— start of Input —
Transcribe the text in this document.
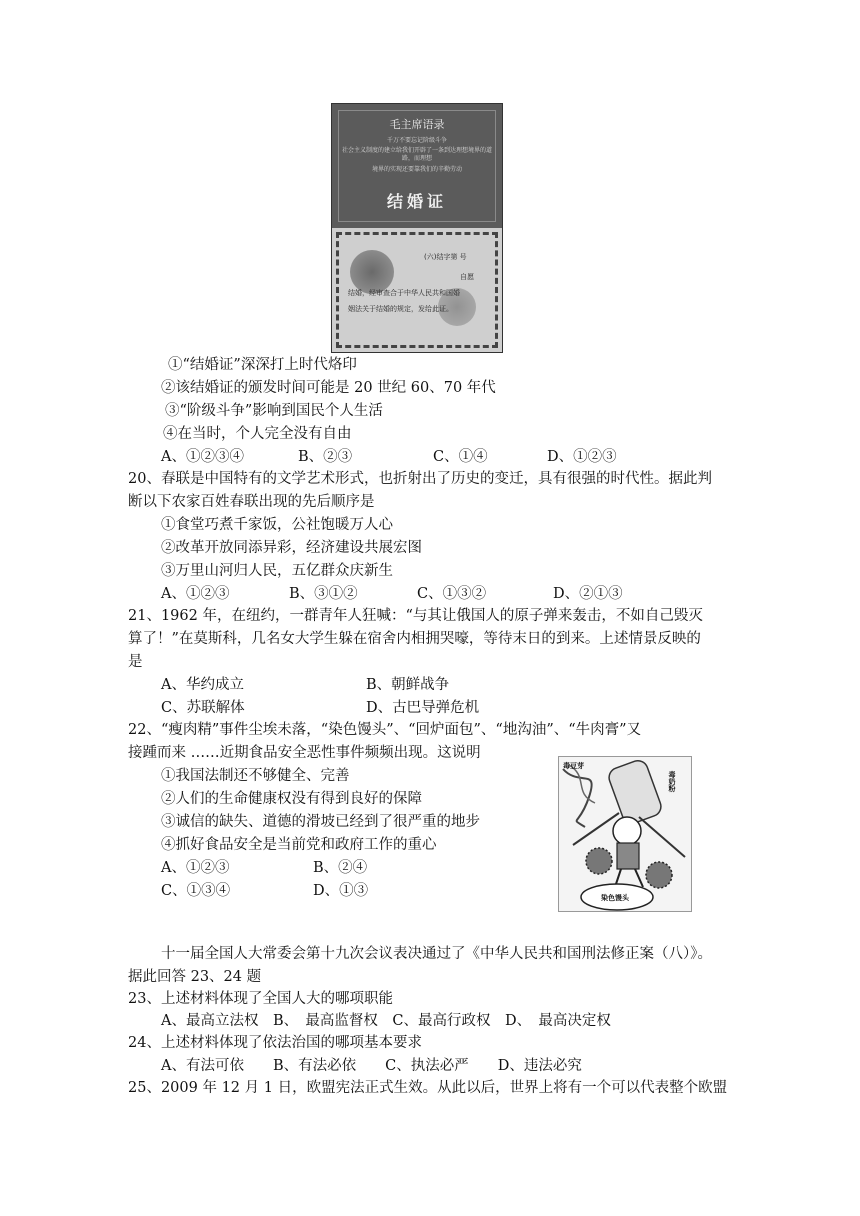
毛主席语录
千万不要忘记阶级斗争
社会主义制度的建立给我们开辟了一条到达理想境界的道路，而理想
境界的实现还要靠我们的辛勤劳动
结婚证
(六)结字第 号
自愿
结婚，经审查合于中华人民共和国婚
姻法关于结婚的规定，发给此证。
①“结婚证”深深打上时代烙印
②该结婚证的颁发时间可能是 20 世纪 60、70 年代
③“阶级斗争”影响到国民个人生活
④在当时，个人完全没有自由
A、①②③④	B、②③	C、①④	D、①②③
20、春联是中国特有的文学艺术形式，也折射出了历史的变迁，具有很强的时代性。据此判
断以下农家百姓春联出现的先后顺序是
①食堂巧煮千家饭，公社饱暖万人心
②改革开放同添异彩，经济建设共展宏图
③万里山河归人民，五亿群众庆新生
A、①②③	B、③①②	C、①③②	D、②①③
21、1962 年，在纽约，一群青年人狂喊：“与其让俄国人的原子弹来轰击，不如自己毁灭
算了！”在莫斯科，几名女大学生躲在宿舍内相拥哭嚎，等待末日的到来。上述情景反映的
是
A、华约成立	B、朝鲜战争
C、苏联解体	D、古巴导弹危机
22、“瘦肉精”事件尘埃未落，“染色馒头”、“回炉面包”、“地沟油”、“牛肉膏”又
接踵而来 ……近期食品安全恶性事件频频出现。这说明
①我国法制还不够健全、完善
②人们的生命健康权没有得到良好的保障
③诚信的缺失、道德的滑坡已经到了很严重的地步
④抓好食品安全是当前党和政府工作的重心
A、①②③	B、②④
C、①③④	D、①③
毒豆芽
毒奶粉
染色馒头
十一届全国人大常委会第十九次会议表决通过了《中华人民共和国刑法修正案（八）》。
据此回答 23、24 题
23、上述材料体现了全国人大的哪项职能
A、最高立法权　B、　最高监督权　C、最高行政权　D、　最高决定权
24、上述材料体现了依法治国的哪项基本要求
A、有法可依　　B、有法必依　　C、执法必严　　D、违法必究
25、2009 年 12 月 1 日，欧盟宪法正式生效。从此以后，世界上将有一个可以代表整个欧盟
— end of Input —
Out of the material above, select every line that holds the string "染色馒头".

_Full solution_:
22、“瘦肉精”事件尘埃未落，“染色馒头”、“回炉面包”、“地沟油”、“牛肉膏”又
染色馒头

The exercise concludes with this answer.